Copy each record exactly as it reads, leaving out any pictures it holds.

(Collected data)
▬▬▬▬▬▬▬▬▬▬

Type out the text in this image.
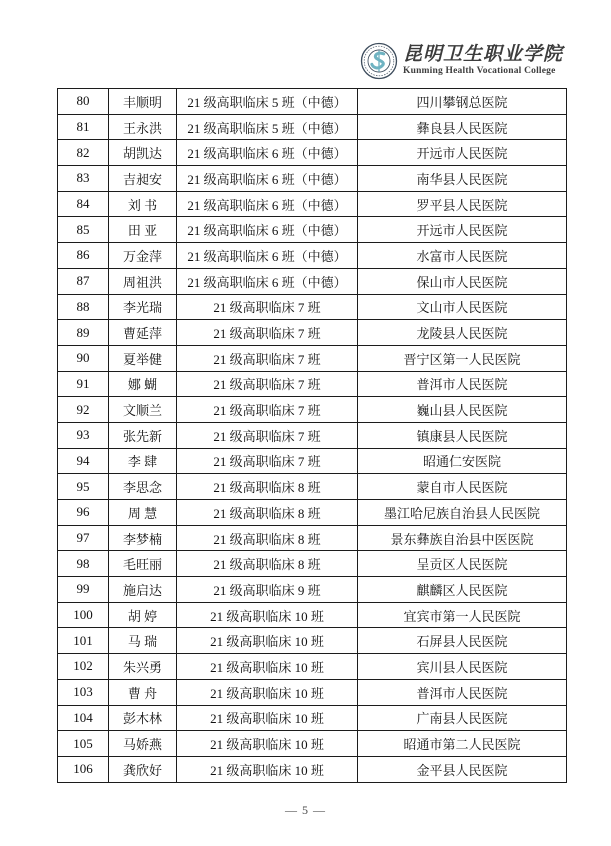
昆明卫生职业学院
Kunming Health Vocational College
80	丰顺明	21 级高职临床 5 班（中德）	四川攀钢总医院
81	王永洪	21 级高职临床 5 班（中德）	彝良县人民医院
82	胡凯达	21 级高职临床 6 班（中德）	开远市人民医院
83	吉昶安	21 级高职临床 6 班（中德）	南华县人民医院
84	刘 书	21 级高职临床 6 班（中德）	罗平县人民医院
85	田 亚	21 级高职临床 6 班（中德）	开远市人民医院
86	万金萍	21 级高职临床 6 班（中德）	水富市人民医院
87	周祖洪	21 级高职临床 6 班（中德）	保山市人民医院
88	李光瑞	21 级高职临床 7 班	文山市人民医院
89	曹延萍	21 级高职临床 7 班	龙陵县人民医院
90	夏举健	21 级高职临床 7 班	晋宁区第一人民医院
91	娜 蝴	21 级高职临床 7 班	普洱市人民医院
92	文顺兰	21 级高职临床 7 班	巍山县人民医院
93	张先新	21 级高职临床 7 班	镇康县人民医院
94	李 肆	21 级高职临床 7 班	昭通仁安医院
95	李思念	21 级高职临床 8 班	蒙自市人民医院
96	周 慧	21 级高职临床 8 班	墨江哈尼族自治县人民医院
97	李梦楠	21 级高职临床 8 班	景东彝族自治县中医医院
98	毛旺丽	21 级高职临床 8 班	呈贡区人民医院
99	施启达	21 级高职临床 9 班	麒麟区人民医院
100	胡 婷	21 级高职临床 10 班	宜宾市第一人民医院
101	马 瑞	21 级高职临床 10 班	石屏县人民医院
102	朱兴勇	21 级高职临床 10 班	宾川县人民医院
103	曹 舟	21 级高职临床 10 班	普洱市人民医院
104	彭木林	21 级高职临床 10 班	广南县人民医院
105	马娇燕	21 级高职临床 10 班	昭通市第二人民医院
106	龚欣好	21 级高职临床 10 班	金平县人民医院
— 5 —
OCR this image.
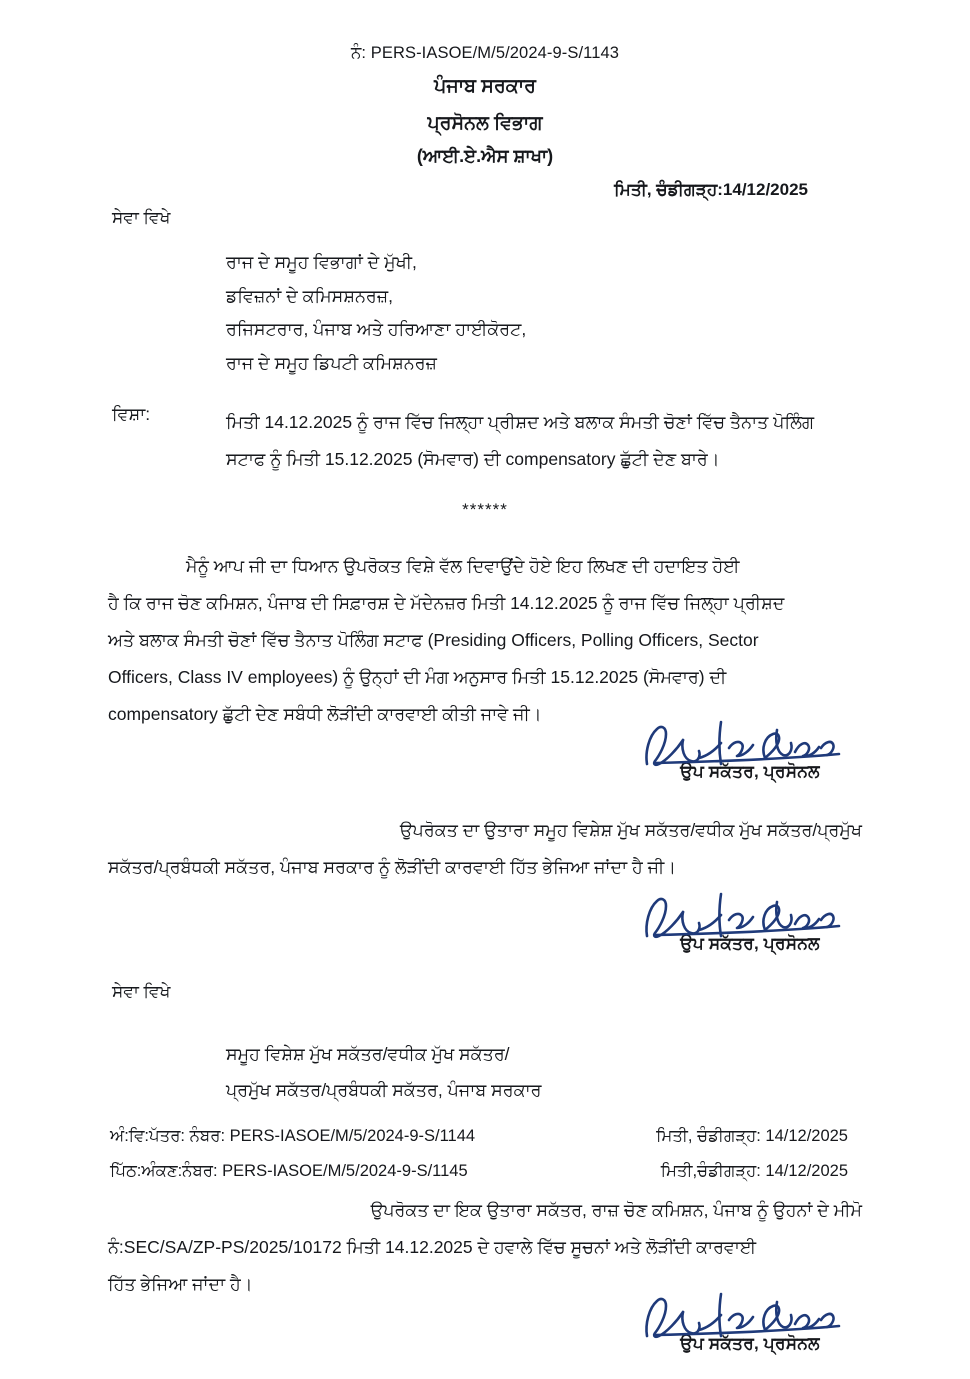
ਨੰ: PERS-IASOE/M/5/2024-9-S/1143
ਪੰਜਾਬ ਸਰਕਾਰ
ਪ੍ਰਸੋਨਲ ਵਿਭਾਗ
(ਆਈ.ਏ.ਐਸ ਸ਼ਾਖਾ)
ਮਿਤੀ, ਚੰਡੀਗੜ੍ਹ:14/12/2025
ਸੇਵਾ ਵਿਖੇ
ਰਾਜ ਦੇ ਸਮੂਹ ਵਿਭਾਗਾਂ ਦੇ ਮੁੱਖੀ,
ਡਵਿਜ਼ਨਾਂ ਦੇ ਕਮਿਸਸ਼ਨਰਜ਼,
ਰਜਿਸਟਰਾਰ, ਪੰਜਾਬ ਅਤੇ ਹਰਿਆਣਾ ਹਾਈਕੋਰਟ,
ਰਾਜ ਦੇ ਸਮੂਹ ਡਿਪਟੀ ਕਮਿਸ਼ਨਰਜ਼
ਵਿਸ਼ਾ:	ਮਿਤੀ 14.12.2025 ਨੂੰ ਰਾਜ ਵਿੱਚ ਜਿਲ੍ਹਾ ਪ੍ਰੀਸ਼ਦ ਅਤੇ ਬਲਾਕ ਸੰਮਤੀ ਚੋਣਾਂ ਵਿੱਚ ਤੈਨਾਤ ਪੋਲਿੰਗ
ਸਟਾਫ ਨੂੰ ਮਿਤੀ 15.12.2025 (ਸੋਮਵਾਰ) ਦੀ compensatory ਛੁੱਟੀ ਦੇਣ ਬਾਰੇ।
******
ਮੈਨੂੰ ਆਪ ਜੀ ਦਾ ਧਿਆਨ ਉਪਰੋਕਤ ਵਿਸ਼ੇ ਵੱਲ ਦਿਵਾਉਂਦੇ ਹੋਏ ਇਹ ਲਿਖਣ ਦੀ ਹਦਾਇਤ ਹੋਈ
ਹੈ ਕਿ ਰਾਜ ਚੋਣ ਕਮਿਸ਼ਨ, ਪੰਜਾਬ ਦੀ ਸਿਫ਼ਾਰਸ਼ ਦੇ ਮੱਦੇਨਜ਼ਰ ਮਿਤੀ 14.12.2025 ਨੂੰ ਰਾਜ ਵਿੱਚ ਜਿਲ੍ਹਾ ਪ੍ਰੀਸ਼ਦ
ਅਤੇ ਬਲਾਕ ਸੰਮਤੀ ਚੋਣਾਂ ਵਿੱਚ ਤੈਨਾਤ ਪੋਲਿੰਗ ਸਟਾਫ (Presiding Officers, Polling Officers, Sector
Officers, Class IV employees) ਨੂੰ ਉਨ੍ਹਾਂ ਦੀ ਮੰਗ ਅਨੁਸਾਰ ਮਿਤੀ 15.12.2025 (ਸੋਮਵਾਰ) ਦੀ
compensatory ਛੁੱਟੀ ਦੇਣ ਸਬੰਧੀ ਲੋੜੀਂਦੀ ਕਾਰਵਾਈ ਕੀਤੀ ਜਾਵੇ ਜੀ।
ਉਪ ਸਕੱਤਰ, ਪ੍ਰਸੋਨਲ
ਉਪਰੋਕਤ ਦਾ ਉਤਾਰਾ ਸਮੂਹ ਵਿਸ਼ੇਸ਼ ਮੁੱਖ ਸਕੱਤਰ/ਵਧੀਕ ਮੁੱਖ ਸਕੱਤਰ/ਪ੍ਰਮੁੱਖ
ਸਕੱਤਰ/ਪ੍ਰਬੰਧਕੀ ਸਕੱਤਰ, ਪੰਜਾਬ ਸਰਕਾਰ ਨੂੰ ਲੋੜੀਂਦੀ ਕਾਰਵਾਈ ਹਿੱਤ ਭੇਜਿਆ ਜਾਂਦਾ ਹੈ ਜੀ।
ਉਪ ਸਕੱਤਰ, ਪ੍ਰਸੋਨਲ
ਸੇਵਾ ਵਿਖੇ
ਸਮੂਹ ਵਿਸ਼ੇਸ਼ ਮੁੱਖ ਸਕੱਤਰ/ਵਧੀਕ ਮੁੱਖ ਸਕੱਤਰ/
ਪ੍ਰਮੁੱਖ ਸਕੱਤਰ/ਪ੍ਰਬੰਧਕੀ ਸਕੱਤਰ, ਪੰਜਾਬ ਸਰਕਾਰ
ਅੰ:ਵਿ:ਪੱਤਰ: ਨੰਬਰ: PERS-IASOE/M/5/2024-9-S/1144	ਮਿਤੀ, ਚੰਡੀਗੜ੍ਹ: 14/12/2025
ਪਿੱਠ:ਅੰਕਣ:ਨੰਬਰ: PERS-IASOE/M/5/2024-9-S/1145	ਮਿਤੀ,ਚੰਡੀਗੜ੍ਹ: 14/12/2025
ਉਪਰੋਕਤ ਦਾ ਇਕ ਉਤਾਰਾ ਸਕੱਤਰ, ਰਾਜ਼ ਚੋਣ ਕਮਿਸ਼ਨ, ਪੰਜਾਬ ਨੂੰ ਉਹਨਾਂ ਦੇ ਮੀਮੋ
ਨੰ:SEC/SA/ZP-PS/2025/10172 ਮਿਤੀ 14.12.2025 ਦੇ ਹਵਾਲੇ ਵਿੱਚ ਸੂਚਨਾਂ ਅਤੇ ਲੋੜੀਂਦੀ ਕਾਰਵਾਈ
ਹਿੱਤ ਭੇਜਿਆ ਜਾਂਦਾ ਹੈ।
ਉਪ ਸਕੱਤਰ, ਪ੍ਰਸੋਨਲ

▬▬▬▬▬▬▬▬▬▬

* **WORKED ANSWER**
Type out the text in this image.
昆明卫生职业学院
Kunming Health Vocational College
80	丰顺明	21 级高职临床 5 班（中德）	四川攀钢总医院
81	王永洪	21 级高职临床 5 班（中德）	彝良县人民医院
82	胡凯达	21 级高职临床 6 班（中德）	开远市人民医院
83	吉昶安	21 级高职临床 6 班（中德）	南华县人民医院
84	刘 书	21 级高职临床 6 班（中德）	罗平县人民医院
85	田 亚	21 级高职临床 6 班（中德）	开远市人民医院
86	万金萍	21 级高职临床 6 班（中德）	水富市人民医院
87	周祖洪	21 级高职临床 6 班（中德）	保山市人民医院
88	李光瑞	21 级高职临床 7 班	文山市人民医院
89	曹延萍	21 级高职临床 7 班	龙陵县人民医院
90	夏举健	21 级高职临床 7 班	晋宁区第一人民医院
91	娜 蝴	21 级高职临床 7 班	普洱市人民医院
92	文顺兰	21 级高职临床 7 班	巍山县人民医院
93	张先新	21 级高职临床 7 班	镇康县人民医院
94	李 肆	21 级高职临床 7 班	昭通仁安医院
95	李思念	21 级高职临床 8 班	蒙自市人民医院
96	周 慧	21 级高职临床 8 班	墨江哈尼族自治县人民医院
97	李梦楠	21 级高职临床 8 班	景东彝族自治县中医医院
98	毛旺丽	21 级高职临床 8 班	呈贡区人民医院
99	施启达	21 级高职临床 9 班	麒麟区人民医院
100	胡 婷	21 级高职临床 10 班	宜宾市第一人民医院
101	马 瑞	21 级高职临床 10 班	石屏县人民医院
102	朱兴勇	21 级高职临床 10 班	宾川县人民医院
103	曹 舟	21 级高职临床 10 班	普洱市人民医院
104	彭木林	21 级高职临床 10 班	广南县人民医院
105	马娇燕	21 级高职临床 10 班	昭通市第二人民医院
106	龚欣好	21 级高职临床 10 班	金平县人民医院
— 5 —
OCR this image.
ਨੰ: PERS-IASOE/M/5/2024-9-S/1143
ਪੰਜਾਬ ਸਰਕਾਰ
ਪ੍ਰਸੋਨਲ ਵਿਭਾਗ
(ਆਈ.ਏ.ਐਸ ਸ਼ਾਖਾ)
ਮਿਤੀ, ਚੰਡੀਗੜ੍ਹ:14/12/2025
ਸੇਵਾ ਵਿਖੇ
ਰਾਜ ਦੇ ਸਮੂਹ ਵਿਭਾਗਾਂ ਦੇ ਮੁੱਖੀ,
ਡਵਿਜ਼ਨਾਂ ਦੇ ਕਮਿਸਸ਼ਨਰਜ਼,
ਰਜਿਸਟਰਾਰ, ਪੰਜਾਬ ਅਤੇ ਹਰਿਆਣਾ ਹਾਈਕੋਰਟ,
ਰਾਜ ਦੇ ਸਮੂਹ ਡਿਪਟੀ ਕਮਿਸ਼ਨਰਜ਼
ਵਿਸ਼ਾ:	ਮਿਤੀ 14.12.2025 ਨੂੰ ਰਾਜ ਵਿੱਚ ਜਿਲ੍ਹਾ ਪ੍ਰੀਸ਼ਦ ਅਤੇ ਬਲਾਕ ਸੰਮਤੀ ਚੋਣਾਂ ਵਿੱਚ ਤੈਨਾਤ ਪੋਲਿੰਗ
ਸਟਾਫ ਨੂੰ ਮਿਤੀ 15.12.2025 (ਸੋਮਵਾਰ) ਦੀ compensatory ਛੁੱਟੀ ਦੇਣ ਬਾਰੇ।
******
ਮੈਨੂੰ ਆਪ ਜੀ ਦਾ ਧਿਆਨ ਉਪਰੋਕਤ ਵਿਸ਼ੇ ਵੱਲ ਦਿਵਾਉਂਦੇ ਹੋਏ ਇਹ ਲਿਖਣ ਦੀ ਹਦਾਇਤ ਹੋਈ
ਹੈ ਕਿ ਰਾਜ ਚੋਣ ਕਮਿਸ਼ਨ, ਪੰਜਾਬ ਦੀ ਸਿਫ਼ਾਰਸ਼ ਦੇ ਮੱਦੇਨਜ਼ਰ ਮਿਤੀ 14.12.2025 ਨੂੰ ਰਾਜ ਵਿੱਚ ਜਿਲ੍ਹਾ ਪ੍ਰੀਸ਼ਦ
ਅਤੇ ਬਲਾਕ ਸੰਮਤੀ ਚੋਣਾਂ ਵਿੱਚ ਤੈਨਾਤ ਪੋਲਿੰਗ ਸਟਾਫ (Presiding Officers, Polling Officers, Sector
Officers, Class IV employees) ਨੂੰ ਉਨ੍ਹਾਂ ਦੀ ਮੰਗ ਅਨੁਸਾਰ ਮਿਤੀ 15.12.2025 (ਸੋਮਵਾਰ) ਦੀ
compensatory ਛੁੱਟੀ ਦੇਣ ਸਬੰਧੀ ਲੋੜੀਂਦੀ ਕਾਰਵਾਈ ਕੀਤੀ ਜਾਵੇ ਜੀ।
ਉਪ ਸਕੱਤਰ, ਪ੍ਰਸੋਨਲ
ਉਪਰੋਕਤ ਦਾ ਉਤਾਰਾ ਸਮੂਹ ਵਿਸ਼ੇਸ਼ ਮੁੱਖ ਸਕੱਤਰ/ਵਧੀਕ ਮੁੱਖ ਸਕੱਤਰ/ਪ੍ਰਮੁੱਖ
ਸਕੱਤਰ/ਪ੍ਰਬੰਧਕੀ ਸਕੱਤਰ, ਪੰਜਾਬ ਸਰਕਾਰ ਨੂੰ ਲੋੜੀਂਦੀ ਕਾਰਵਾਈ ਹਿੱਤ ਭੇਜਿਆ ਜਾਂਦਾ ਹੈ ਜੀ।
ਉਪ ਸਕੱਤਰ, ਪ੍ਰਸੋਨਲ
ਸੇਵਾ ਵਿਖੇ
ਸਮੂਹ ਵਿਸ਼ੇਸ਼ ਮੁੱਖ ਸਕੱਤਰ/ਵਧੀਕ ਮੁੱਖ ਸਕੱਤਰ/
ਪ੍ਰਮੁੱਖ ਸਕੱਤਰ/ਪ੍ਰਬੰਧਕੀ ਸਕੱਤਰ, ਪੰਜਾਬ ਸਰਕਾਰ
ਅੰ:ਵਿ:ਪੱਤਰ: ਨੰਬਰ: PERS-IASOE/M/5/2024-9-S/1144	ਮਿਤੀ, ਚੰਡੀਗੜ੍ਹ: 14/12/2025
ਪਿੱਠ:ਅੰਕਣ:ਨੰਬਰ: PERS-IASOE/M/5/2024-9-S/1145	ਮਿਤੀ,ਚੰਡੀਗੜ੍ਹ: 14/12/2025
ਉਪਰੋਕਤ ਦਾ ਇਕ ਉਤਾਰਾ ਸਕੱਤਰ, ਰਾਜ਼ ਚੋਣ ਕਮਿਸ਼ਨ, ਪੰਜਾਬ ਨੂੰ ਉਹਨਾਂ ਦੇ ਮੀਮੋ
ਨੰ:SEC/SA/ZP-PS/2025/10172 ਮਿਤੀ 14.12.2025 ਦੇ ਹਵਾਲੇ ਵਿੱਚ ਸੂਚਨਾਂ ਅਤੇ ਲੋੜੀਂਦੀ ਕਾਰਵਾਈ
ਹਿੱਤ ਭੇਜਿਆ ਜਾਂਦਾ ਹੈ।
ਉਪ ਸਕੱਤਰ, ਪ੍ਰਸੋਨਲ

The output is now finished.